▶ **Work to complete**
Filter for the word "LiDAR" and keep each matching line.

▶ **Records to process**

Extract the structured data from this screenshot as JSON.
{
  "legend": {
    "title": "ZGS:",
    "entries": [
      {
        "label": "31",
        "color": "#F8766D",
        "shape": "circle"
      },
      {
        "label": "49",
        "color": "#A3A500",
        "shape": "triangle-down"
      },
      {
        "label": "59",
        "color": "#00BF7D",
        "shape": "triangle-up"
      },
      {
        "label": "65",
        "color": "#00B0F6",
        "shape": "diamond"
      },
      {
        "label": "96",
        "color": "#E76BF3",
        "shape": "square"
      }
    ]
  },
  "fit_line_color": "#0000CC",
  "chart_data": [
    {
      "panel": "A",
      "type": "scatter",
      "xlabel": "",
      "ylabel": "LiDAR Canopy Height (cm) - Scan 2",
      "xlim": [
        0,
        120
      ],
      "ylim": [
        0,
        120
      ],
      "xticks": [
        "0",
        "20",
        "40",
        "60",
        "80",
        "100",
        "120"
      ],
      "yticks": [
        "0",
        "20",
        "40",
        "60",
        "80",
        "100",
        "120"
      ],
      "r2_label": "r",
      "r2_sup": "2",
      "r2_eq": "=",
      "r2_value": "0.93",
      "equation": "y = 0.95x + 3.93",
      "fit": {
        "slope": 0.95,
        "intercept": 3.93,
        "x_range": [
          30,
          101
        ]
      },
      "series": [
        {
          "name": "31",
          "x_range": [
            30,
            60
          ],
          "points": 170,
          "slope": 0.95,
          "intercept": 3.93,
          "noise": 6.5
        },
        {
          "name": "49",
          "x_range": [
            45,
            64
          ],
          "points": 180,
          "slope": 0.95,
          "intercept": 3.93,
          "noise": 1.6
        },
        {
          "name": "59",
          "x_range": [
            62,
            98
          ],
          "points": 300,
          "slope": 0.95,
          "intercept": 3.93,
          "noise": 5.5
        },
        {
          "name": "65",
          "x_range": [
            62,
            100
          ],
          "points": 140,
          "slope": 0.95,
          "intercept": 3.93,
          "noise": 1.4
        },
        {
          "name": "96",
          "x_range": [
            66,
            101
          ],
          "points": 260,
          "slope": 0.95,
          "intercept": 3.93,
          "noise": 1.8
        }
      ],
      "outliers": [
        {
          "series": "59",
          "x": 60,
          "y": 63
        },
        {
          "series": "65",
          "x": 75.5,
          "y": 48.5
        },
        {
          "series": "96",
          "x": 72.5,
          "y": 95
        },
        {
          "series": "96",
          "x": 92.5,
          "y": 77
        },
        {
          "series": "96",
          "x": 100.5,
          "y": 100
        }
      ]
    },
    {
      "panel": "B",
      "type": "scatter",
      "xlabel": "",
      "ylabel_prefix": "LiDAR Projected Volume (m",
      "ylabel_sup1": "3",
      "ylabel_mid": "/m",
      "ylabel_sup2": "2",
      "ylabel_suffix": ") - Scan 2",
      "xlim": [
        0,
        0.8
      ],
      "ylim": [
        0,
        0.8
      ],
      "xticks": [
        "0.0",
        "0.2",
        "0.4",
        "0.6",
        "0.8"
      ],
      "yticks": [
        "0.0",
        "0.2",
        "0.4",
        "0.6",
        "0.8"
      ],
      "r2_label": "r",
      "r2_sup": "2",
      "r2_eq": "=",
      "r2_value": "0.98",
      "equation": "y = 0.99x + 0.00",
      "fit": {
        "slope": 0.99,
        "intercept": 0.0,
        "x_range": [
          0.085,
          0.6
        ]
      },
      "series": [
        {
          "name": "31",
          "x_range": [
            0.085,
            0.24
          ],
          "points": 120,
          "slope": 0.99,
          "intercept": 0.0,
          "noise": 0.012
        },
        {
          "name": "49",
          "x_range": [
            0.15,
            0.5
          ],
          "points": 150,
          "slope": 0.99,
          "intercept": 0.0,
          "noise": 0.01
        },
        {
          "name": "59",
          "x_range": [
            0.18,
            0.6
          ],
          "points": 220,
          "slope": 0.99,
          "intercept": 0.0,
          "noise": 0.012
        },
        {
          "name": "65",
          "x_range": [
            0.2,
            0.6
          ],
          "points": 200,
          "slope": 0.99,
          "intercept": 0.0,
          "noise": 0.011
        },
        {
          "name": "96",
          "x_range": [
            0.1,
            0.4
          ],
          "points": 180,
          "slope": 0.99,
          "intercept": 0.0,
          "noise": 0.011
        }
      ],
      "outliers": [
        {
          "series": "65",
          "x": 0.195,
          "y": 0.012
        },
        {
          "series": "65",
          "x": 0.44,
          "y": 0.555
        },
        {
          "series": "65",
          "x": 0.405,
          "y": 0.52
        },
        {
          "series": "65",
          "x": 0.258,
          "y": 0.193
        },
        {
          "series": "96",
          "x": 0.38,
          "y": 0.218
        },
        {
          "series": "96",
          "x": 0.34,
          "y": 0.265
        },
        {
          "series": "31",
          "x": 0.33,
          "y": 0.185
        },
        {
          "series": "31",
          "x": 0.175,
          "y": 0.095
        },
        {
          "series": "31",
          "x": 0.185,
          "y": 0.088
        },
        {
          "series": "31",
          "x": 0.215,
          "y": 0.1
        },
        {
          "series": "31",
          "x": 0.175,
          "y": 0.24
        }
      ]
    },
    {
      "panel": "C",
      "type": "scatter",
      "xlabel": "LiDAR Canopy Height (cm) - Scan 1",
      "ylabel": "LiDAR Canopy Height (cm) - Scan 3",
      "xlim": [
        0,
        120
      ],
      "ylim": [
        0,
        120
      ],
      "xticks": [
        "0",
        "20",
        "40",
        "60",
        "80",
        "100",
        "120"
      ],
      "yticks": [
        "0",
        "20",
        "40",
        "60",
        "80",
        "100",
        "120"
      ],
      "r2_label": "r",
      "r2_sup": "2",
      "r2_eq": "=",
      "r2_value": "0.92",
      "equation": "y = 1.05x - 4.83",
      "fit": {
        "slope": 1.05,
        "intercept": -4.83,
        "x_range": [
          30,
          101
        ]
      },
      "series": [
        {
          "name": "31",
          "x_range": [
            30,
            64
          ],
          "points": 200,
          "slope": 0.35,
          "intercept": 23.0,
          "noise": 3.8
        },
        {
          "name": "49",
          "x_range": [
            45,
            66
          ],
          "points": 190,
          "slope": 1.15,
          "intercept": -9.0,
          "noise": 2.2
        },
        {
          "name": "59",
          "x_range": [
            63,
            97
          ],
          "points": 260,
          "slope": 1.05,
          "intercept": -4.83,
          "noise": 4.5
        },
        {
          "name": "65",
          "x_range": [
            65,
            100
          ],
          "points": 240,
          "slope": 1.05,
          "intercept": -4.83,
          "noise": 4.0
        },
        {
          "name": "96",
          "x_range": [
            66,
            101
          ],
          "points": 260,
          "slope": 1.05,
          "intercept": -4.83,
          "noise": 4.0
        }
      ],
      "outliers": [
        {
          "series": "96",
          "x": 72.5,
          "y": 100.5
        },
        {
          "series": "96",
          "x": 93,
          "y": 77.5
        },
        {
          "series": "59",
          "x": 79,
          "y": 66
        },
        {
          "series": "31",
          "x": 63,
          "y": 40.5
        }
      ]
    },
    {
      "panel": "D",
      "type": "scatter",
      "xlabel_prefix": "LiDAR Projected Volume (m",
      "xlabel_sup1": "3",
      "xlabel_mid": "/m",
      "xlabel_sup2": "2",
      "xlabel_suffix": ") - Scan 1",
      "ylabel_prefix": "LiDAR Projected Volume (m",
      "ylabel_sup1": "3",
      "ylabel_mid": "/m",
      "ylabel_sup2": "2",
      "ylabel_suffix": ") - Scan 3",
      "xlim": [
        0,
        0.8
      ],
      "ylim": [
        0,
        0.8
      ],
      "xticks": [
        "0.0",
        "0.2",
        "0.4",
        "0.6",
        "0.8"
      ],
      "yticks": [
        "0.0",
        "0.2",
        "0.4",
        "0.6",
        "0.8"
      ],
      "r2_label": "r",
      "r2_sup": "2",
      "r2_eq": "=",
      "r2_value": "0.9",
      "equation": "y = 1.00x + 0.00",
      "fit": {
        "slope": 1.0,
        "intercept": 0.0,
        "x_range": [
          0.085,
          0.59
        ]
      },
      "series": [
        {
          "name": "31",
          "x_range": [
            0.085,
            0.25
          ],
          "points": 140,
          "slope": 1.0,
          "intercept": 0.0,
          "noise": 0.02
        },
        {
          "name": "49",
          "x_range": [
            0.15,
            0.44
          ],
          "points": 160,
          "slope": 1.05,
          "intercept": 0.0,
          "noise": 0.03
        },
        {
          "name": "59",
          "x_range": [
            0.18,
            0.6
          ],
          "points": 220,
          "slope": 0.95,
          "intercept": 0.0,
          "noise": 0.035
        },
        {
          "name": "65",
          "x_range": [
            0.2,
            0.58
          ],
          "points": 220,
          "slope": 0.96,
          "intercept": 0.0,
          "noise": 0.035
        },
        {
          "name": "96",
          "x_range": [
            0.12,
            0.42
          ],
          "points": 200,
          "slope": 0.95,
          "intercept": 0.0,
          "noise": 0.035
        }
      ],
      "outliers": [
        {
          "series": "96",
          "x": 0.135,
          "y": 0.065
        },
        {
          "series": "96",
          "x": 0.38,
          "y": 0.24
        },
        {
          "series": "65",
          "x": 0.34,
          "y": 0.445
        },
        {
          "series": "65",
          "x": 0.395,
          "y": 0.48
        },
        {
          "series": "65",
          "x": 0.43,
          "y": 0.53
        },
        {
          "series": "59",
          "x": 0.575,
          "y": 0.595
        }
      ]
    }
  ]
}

▶ **Task response**
      "ylabel": "LiDAR Canopy Height (cm) - Scan 2",
      "ylabel_prefix": "LiDAR Projected Volume (m",
      "xlabel": "LiDAR Canopy Height (cm) - Scan 1",
      "ylabel": "LiDAR Canopy Height (cm) - Scan 3",
      "xlabel_prefix": "LiDAR Projected Volume (m",
      "ylabel_prefix": "LiDAR Projected Volume (m",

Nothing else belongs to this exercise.